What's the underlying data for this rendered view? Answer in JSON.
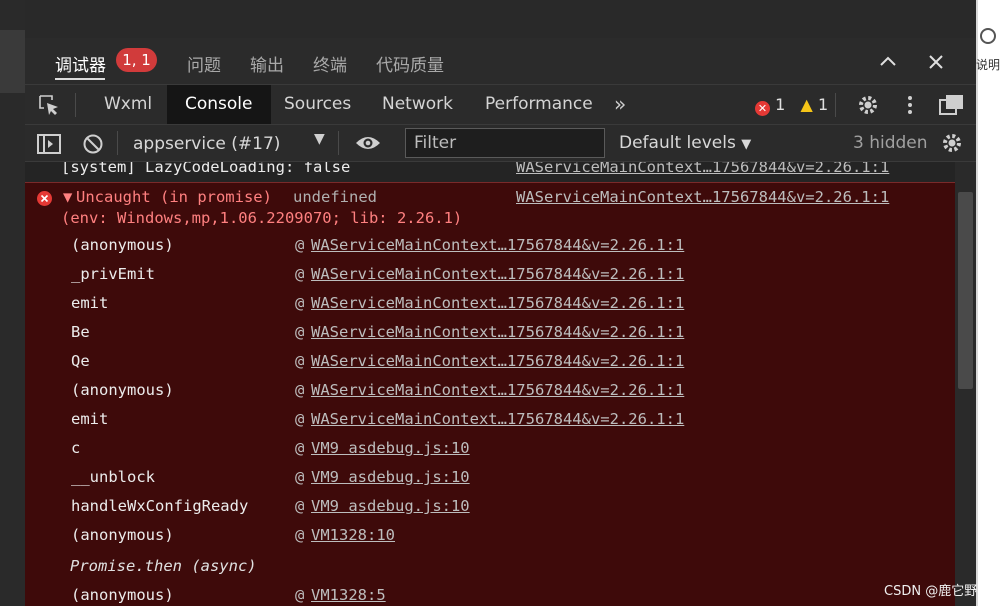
{
  "top_panel_tabs": [
    {
      "label": "调试器",
      "active": true
    },
    {
      "label": "问题"
    },
    {
      "label": "输出"
    },
    {
      "label": "终端"
    },
    {
      "label": "代码质量"
    }
  ],
  "debugger_badge": "1, 1",
  "devtools_tabs": [
    {
      "label": "Wxml"
    },
    {
      "label": "Console",
      "active": true
    },
    {
      "label": "Sources"
    },
    {
      "label": "Network"
    },
    {
      "label": "Performance"
    }
  ],
  "more_tabs_icon": "»",
  "error_count": "1",
  "warning_count": "1",
  "toolbar": {
    "context": "appservice (#17)",
    "filter_placeholder": "Filter",
    "levels": "Default levels",
    "hidden": "3 hidden"
  },
  "console": {
    "system_line": {
      "text": "[system] LazyCodeLoading: false",
      "source": "WAServiceMainContext…17567844&v=2.26.1:1"
    },
    "error": {
      "title": "Uncaught (in promise)",
      "value": "undefined",
      "source": "WAServiceMainContext…17567844&v=2.26.1:1",
      "env": "(env: Windows,mp,1.06.2209070; lib: 2.26.1)"
    },
    "stack": [
      {
        "fn": "(anonymous)",
        "source": "WAServiceMainContext…17567844&v=2.26.1:1"
      },
      {
        "fn": "_privEmit",
        "source": "WAServiceMainContext…17567844&v=2.26.1:1"
      },
      {
        "fn": "emit",
        "source": "WAServiceMainContext…17567844&v=2.26.1:1"
      },
      {
        "fn": "Be",
        "source": "WAServiceMainContext…17567844&v=2.26.1:1"
      },
      {
        "fn": "Qe",
        "source": "WAServiceMainContext…17567844&v=2.26.1:1"
      },
      {
        "fn": "(anonymous)",
        "source": "WAServiceMainContext…17567844&v=2.26.1:1"
      },
      {
        "fn": "emit",
        "source": "WAServiceMainContext…17567844&v=2.26.1:1"
      },
      {
        "fn": "c",
        "source": "VM9 asdebug.js:10"
      },
      {
        "fn": "__unblock",
        "source": "VM9 asdebug.js:10"
      },
      {
        "fn": "handleWxConfigReady",
        "source": "VM9 asdebug.js:10"
      },
      {
        "fn": "(anonymous)",
        "source": "VM1328:10"
      }
    ],
    "async_label": "Promise.then (async)",
    "async_stack": [
      {
        "fn": "(anonymous)",
        "source": "VM1328:5"
      }
    ]
  },
  "right_edge_text": "说明",
  "watermark": "CSDN @鹿它野"
}
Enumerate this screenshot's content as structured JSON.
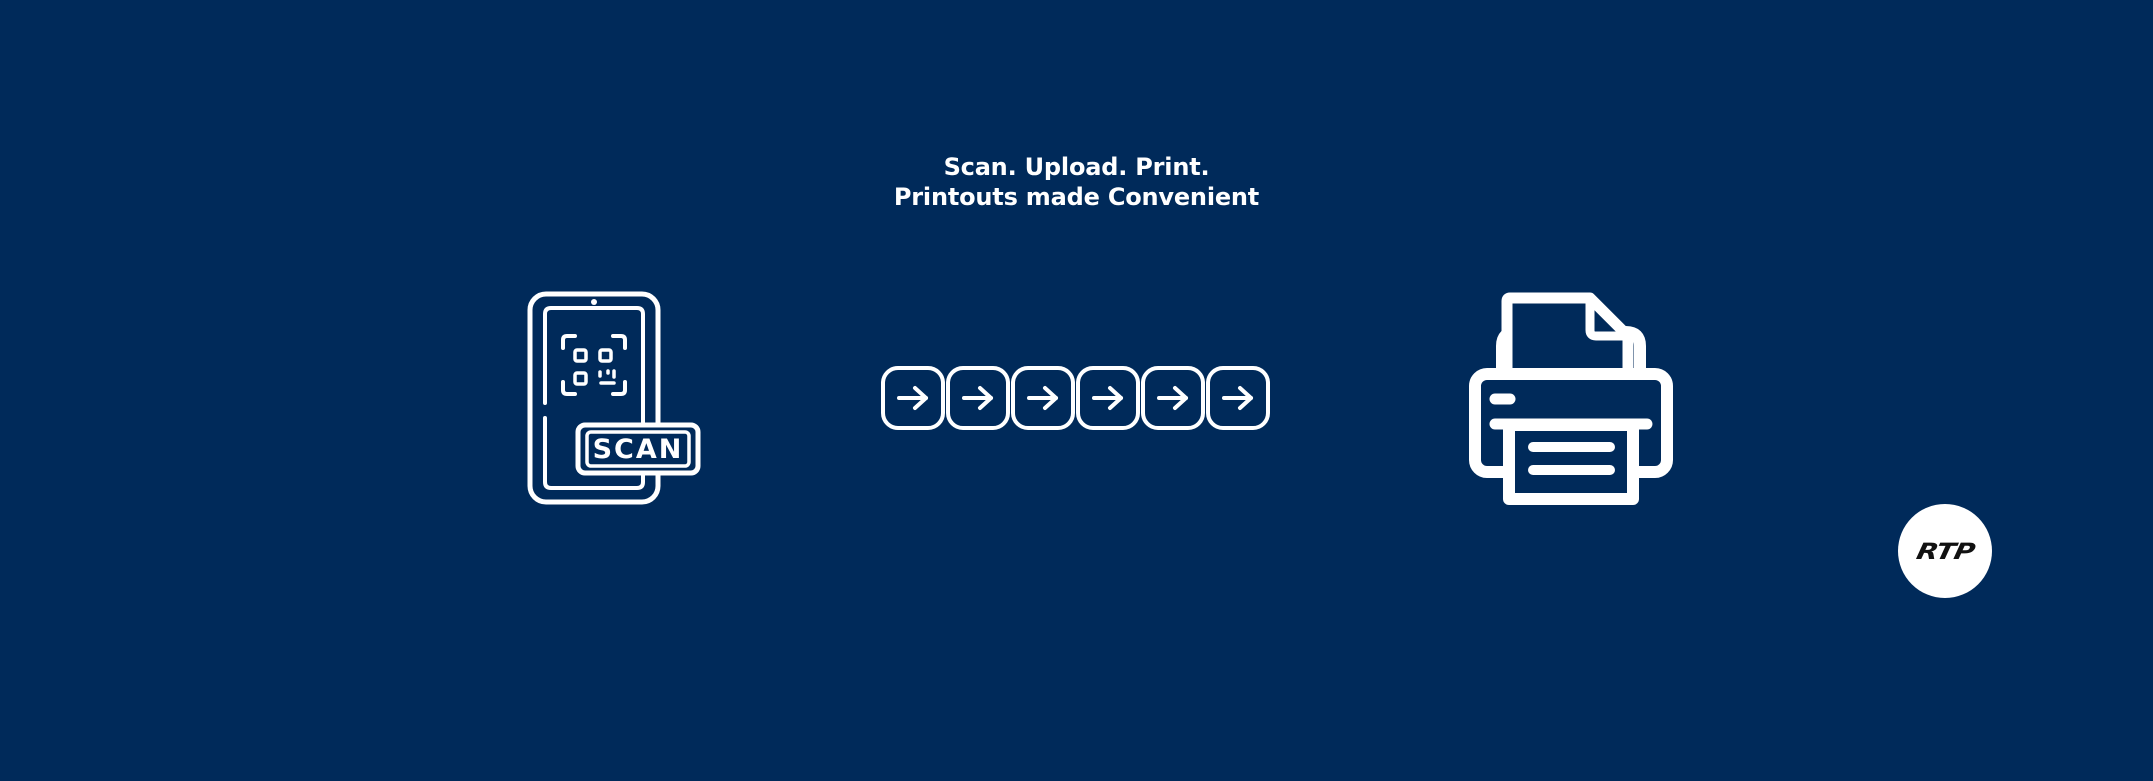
{
  "colors": {
    "background": "#002a5a",
    "foreground": "#ffffff",
    "logo_text": "#111111"
  },
  "headline": {
    "line1": "Scan. Upload. Print.",
    "line2": "Printouts made Convenient"
  },
  "scan_icon": {
    "name": "phone-qr-scan-icon",
    "label": "SCAN"
  },
  "arrows": {
    "icon": "arrow-right-icon",
    "count": 6
  },
  "printer_icon": {
    "name": "printer-icon"
  },
  "logo": {
    "text": "RTP"
  }
}
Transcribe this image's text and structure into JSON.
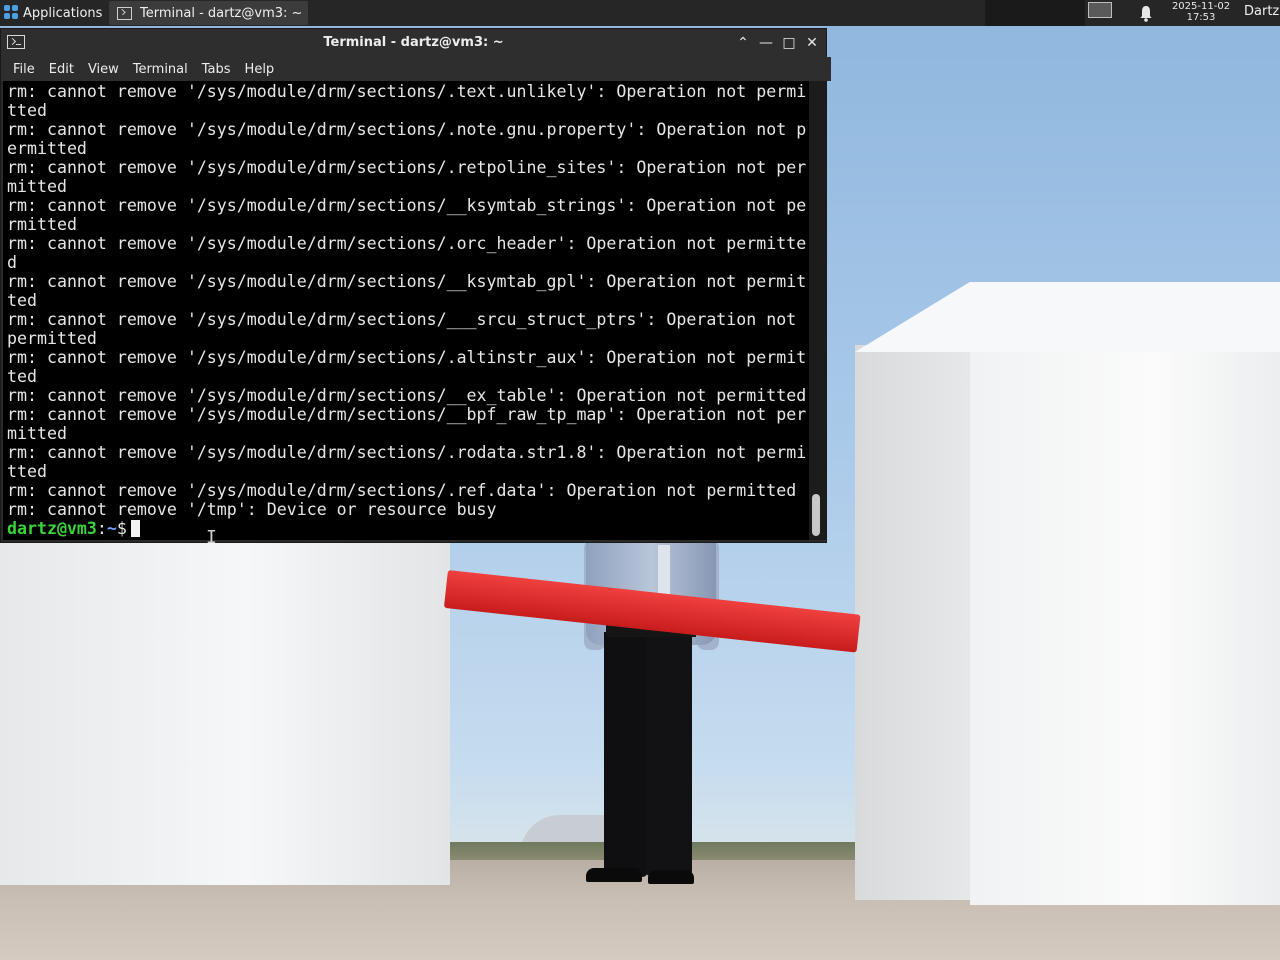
{
  "top_panel": {
    "applications_label": "Applications",
    "applications_sep": "⋮",
    "taskbar_title": "Terminal - dartz@vm3: ~",
    "clock_date": "2025-11-02",
    "clock_time": "17:53",
    "user_label": "Dartz",
    "colors": {
      "panel_bg": "#262626",
      "apps_icon": "#4aa0e6"
    }
  },
  "terminal": {
    "title": "Terminal - dartz@vm3: ~",
    "window_buttons": {
      "up": "⌃",
      "minimize": "—",
      "maximize": "□",
      "close": "✕"
    },
    "menu": [
      "File",
      "Edit",
      "View",
      "Terminal",
      "Tabs",
      "Help"
    ],
    "lines": [
      "rm: cannot remove '/sys/module/drm/sections/.text.unlikely': Operation not permi",
      "tted",
      "rm: cannot remove '/sys/module/drm/sections/.note.gnu.property': Operation not p",
      "ermitted",
      "rm: cannot remove '/sys/module/drm/sections/.retpoline_sites': Operation not per",
      "mitted",
      "rm: cannot remove '/sys/module/drm/sections/__ksymtab_strings': Operation not pe",
      "rmitted",
      "rm: cannot remove '/sys/module/drm/sections/.orc_header': Operation not permitte",
      "d",
      "rm: cannot remove '/sys/module/drm/sections/__ksymtab_gpl': Operation not permit",
      "ted",
      "rm: cannot remove '/sys/module/drm/sections/___srcu_struct_ptrs': Operation not",
      "permitted",
      "rm: cannot remove '/sys/module/drm/sections/.altinstr_aux': Operation not permit",
      "ted",
      "rm: cannot remove '/sys/module/drm/sections/__ex_table': Operation not permitted",
      "rm: cannot remove '/sys/module/drm/sections/__bpf_raw_tp_map': Operation not per",
      "mitted",
      "rm: cannot remove '/sys/module/drm/sections/.rodata.str1.8': Operation not permi",
      "tted",
      "rm: cannot remove '/sys/module/drm/sections/.ref.data': Operation not permitted",
      "rm: cannot remove '/tmp': Device or resource busy"
    ],
    "prompt_user_host": "dartz@vm3",
    "prompt_sep": ":",
    "prompt_path": "~",
    "prompt_symbol": "$",
    "colors": {
      "bg": "#000000",
      "fg": "#e6e6e6",
      "prompt": "#3ad43a",
      "path": "#6aa0ff"
    }
  }
}
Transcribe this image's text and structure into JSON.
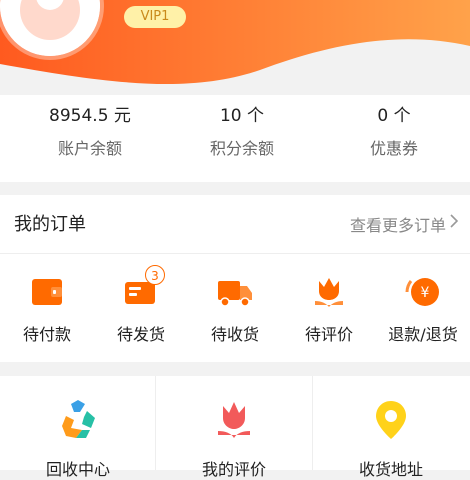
{
  "header": {
    "vip_label": "VIP1",
    "gradient_from": "#ff5a1f",
    "gradient_to": "#ffa24a"
  },
  "stats": [
    {
      "value": "8954.5 元",
      "label": "账户余额"
    },
    {
      "value": "10 个",
      "label": "积分余额"
    },
    {
      "value": "0 个",
      "label": "优惠券"
    }
  ],
  "orders": {
    "title": "我的订单",
    "more_label": "查看更多订单",
    "items": [
      {
        "label": "待付款",
        "icon": "wallet-icon"
      },
      {
        "label": "待发货",
        "icon": "package-icon",
        "badge": "3"
      },
      {
        "label": "待收货",
        "icon": "truck-icon"
      },
      {
        "label": "待评价",
        "icon": "tulip-icon"
      },
      {
        "label": "退款/退货",
        "icon": "refund-coin-icon"
      }
    ]
  },
  "tools": [
    {
      "label": "回收中心",
      "icon": "recycle-icon"
    },
    {
      "label": "我的评价",
      "icon": "tulip-icon"
    },
    {
      "label": "收货地址",
      "icon": "location-pin-icon"
    }
  ],
  "colors": {
    "accent": "#ff6a00",
    "pin": "#ffd21a",
    "tulip_red": "#f25a5a"
  }
}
++++++++++
DIRECTION >> Write out all the records again, exactly, minus any pictures.

ANSWER TO THIS TASK >>
What's the underlying data for this rendered view? Answer in JSON.
{
  "top_panel_tabs": [
    {
      "label": "调试器",
      "active": true
    },
    {
      "label": "问题"
    },
    {
      "label": "输出"
    },
    {
      "label": "终端"
    },
    {
      "label": "代码质量"
    }
  ],
  "debugger_badge": "1, 1",
  "devtools_tabs": [
    {
      "label": "Wxml"
    },
    {
      "label": "Console",
      "active": true
    },
    {
      "label": "Sources"
    },
    {
      "label": "Network"
    },
    {
      "label": "Performance"
    }
  ],
  "more_tabs_icon": "»",
  "error_count": "1",
  "warning_count": "1",
  "toolbar": {
    "context": "appservice (#17)",
    "filter_placeholder": "Filter",
    "levels": "Default levels",
    "hidden": "3 hidden"
  },
  "console": {
    "system_line": {
      "text": "[system] LazyCodeLoading: false",
      "source": "WAServiceMainContext…17567844&v=2.26.1:1"
    },
    "error": {
      "title": "Uncaught (in promise)",
      "value": "undefined",
      "source": "WAServiceMainContext…17567844&v=2.26.1:1",
      "env": "(env: Windows,mp,1.06.2209070; lib: 2.26.1)"
    },
    "stack": [
      {
        "fn": "(anonymous)",
        "source": "WAServiceMainContext…17567844&v=2.26.1:1"
      },
      {
        "fn": "_privEmit",
        "source": "WAServiceMainContext…17567844&v=2.26.1:1"
      },
      {
        "fn": "emit",
        "source": "WAServiceMainContext…17567844&v=2.26.1:1"
      },
      {
        "fn": "Be",
        "source": "WAServiceMainContext…17567844&v=2.26.1:1"
      },
      {
        "fn": "Qe",
        "source": "WAServiceMainContext…17567844&v=2.26.1:1"
      },
      {
        "fn": "(anonymous)",
        "source": "WAServiceMainContext…17567844&v=2.26.1:1"
      },
      {
        "fn": "emit",
        "source": "WAServiceMainContext…17567844&v=2.26.1:1"
      },
      {
        "fn": "c",
        "source": "VM9 asdebug.js:10"
      },
      {
        "fn": "__unblock",
        "source": "VM9 asdebug.js:10"
      },
      {
        "fn": "handleWxConfigReady",
        "source": "VM9 asdebug.js:10"
      },
      {
        "fn": "(anonymous)",
        "source": "VM1328:10"
      }
    ],
    "async_label": "Promise.then (async)",
    "async_stack": [
      {
        "fn": "(anonymous)",
        "source": "VM1328:5"
      }
    ]
  },
  "right_edge_text": "说明",
  "watermark": "CSDN @鹿它野"
}
Enumerate this screenshot's content as structured JSON.
{
  "colors": {
    "background": "#002a5a",
    "foreground": "#ffffff",
    "logo_text": "#111111"
  },
  "headline": {
    "line1": "Scan. Upload. Print.",
    "line2": "Printouts made Convenient"
  },
  "scan_icon": {
    "name": "phone-qr-scan-icon",
    "label": "SCAN"
  },
  "arrows": {
    "icon": "arrow-right-icon",
    "count": 6
  },
  "printer_icon": {
    "name": "printer-icon"
  },
  "logo": {
    "text": "RTP"
  }
}
Transcribe this image's text and structure into JSON.
{
  "top_panel": {
    "applications_label": "Applications",
    "applications_sep": "⋮",
    "taskbar_title": "Terminal - dartz@vm3: ~",
    "clock_date": "2025-11-02",
    "clock_time": "17:53",
    "user_label": "Dartz",
    "colors": {
      "panel_bg": "#262626",
      "apps_icon": "#4aa0e6"
    }
  },
  "terminal": {
    "title": "Terminal - dartz@vm3: ~",
    "window_buttons": {
      "up": "⌃",
      "minimize": "—",
      "maximize": "□",
      "close": "✕"
    },
    "menu": [
      "File",
      "Edit",
      "View",
      "Terminal",
      "Tabs",
      "Help"
    ],
    "lines": [
      "rm: cannot remove '/sys/module/drm/sections/.text.unlikely': Operation not permi",
      "tted",
      "rm: cannot remove '/sys/module/drm/sections/.note.gnu.property': Operation not p",
      "ermitted",
      "rm: cannot remove '/sys/module/drm/sections/.retpoline_sites': Operation not per",
      "mitted",
      "rm: cannot remove '/sys/module/drm/sections/__ksymtab_strings': Operation not pe",
      "rmitted",
      "rm: cannot remove '/sys/module/drm/sections/.orc_header': Operation not permitte",
      "d",
      "rm: cannot remove '/sys/module/drm/sections/__ksymtab_gpl': Operation not permit",
      "ted",
      "rm: cannot remove '/sys/module/drm/sections/___srcu_struct_ptrs': Operation not",
      "permitted",
      "rm: cannot remove '/sys/module/drm/sections/.altinstr_aux': Operation not permit",
      "ted",
      "rm: cannot remove '/sys/module/drm/sections/__ex_table': Operation not permitted",
      "rm: cannot remove '/sys/module/drm/sections/__bpf_raw_tp_map': Operation not per",
      "mitted",
      "rm: cannot remove '/sys/module/drm/sections/.rodata.str1.8': Operation not permi",
      "tted",
      "rm: cannot remove '/sys/module/drm/sections/.ref.data': Operation not permitted",
      "rm: cannot remove '/tmp': Device or resource busy"
    ],
    "prompt_user_host": "dartz@vm3",
    "prompt_sep": ":",
    "prompt_path": "~",
    "prompt_symbol": "$",
    "colors": {
      "bg": "#000000",
      "fg": "#e6e6e6",
      "prompt": "#3ad43a",
      "path": "#6aa0ff"
    }
  }
}
Transcribe this image's text and structure into JSON.
{
  "header": {
    "vip_label": "VIP1",
    "gradient_from": "#ff5a1f",
    "gradient_to": "#ffa24a"
  },
  "stats": [
    {
      "value": "8954.5 元",
      "label": "账户余额"
    },
    {
      "value": "10 个",
      "label": "积分余额"
    },
    {
      "value": "0 个",
      "label": "优惠券"
    }
  ],
  "orders": {
    "title": "我的订单",
    "more_label": "查看更多订单",
    "items": [
      {
        "label": "待付款",
        "icon": "wallet-icon"
      },
      {
        "label": "待发货",
        "icon": "package-icon",
        "badge": "3"
      },
      {
        "label": "待收货",
        "icon": "truck-icon"
      },
      {
        "label": "待评价",
        "icon": "tulip-icon"
      },
      {
        "label": "退款/退货",
        "icon": "refund-coin-icon"
      }
    ]
  },
  "tools": [
    {
      "label": "回收中心",
      "icon": "recycle-icon"
    },
    {
      "label": "我的评价",
      "icon": "tulip-icon"
    },
    {
      "label": "收货地址",
      "icon": "location-pin-icon"
    }
  ],
  "colors": {
    "accent": "#ff6a00",
    "pin": "#ffd21a",
    "tulip_red": "#f25a5a"
  }
}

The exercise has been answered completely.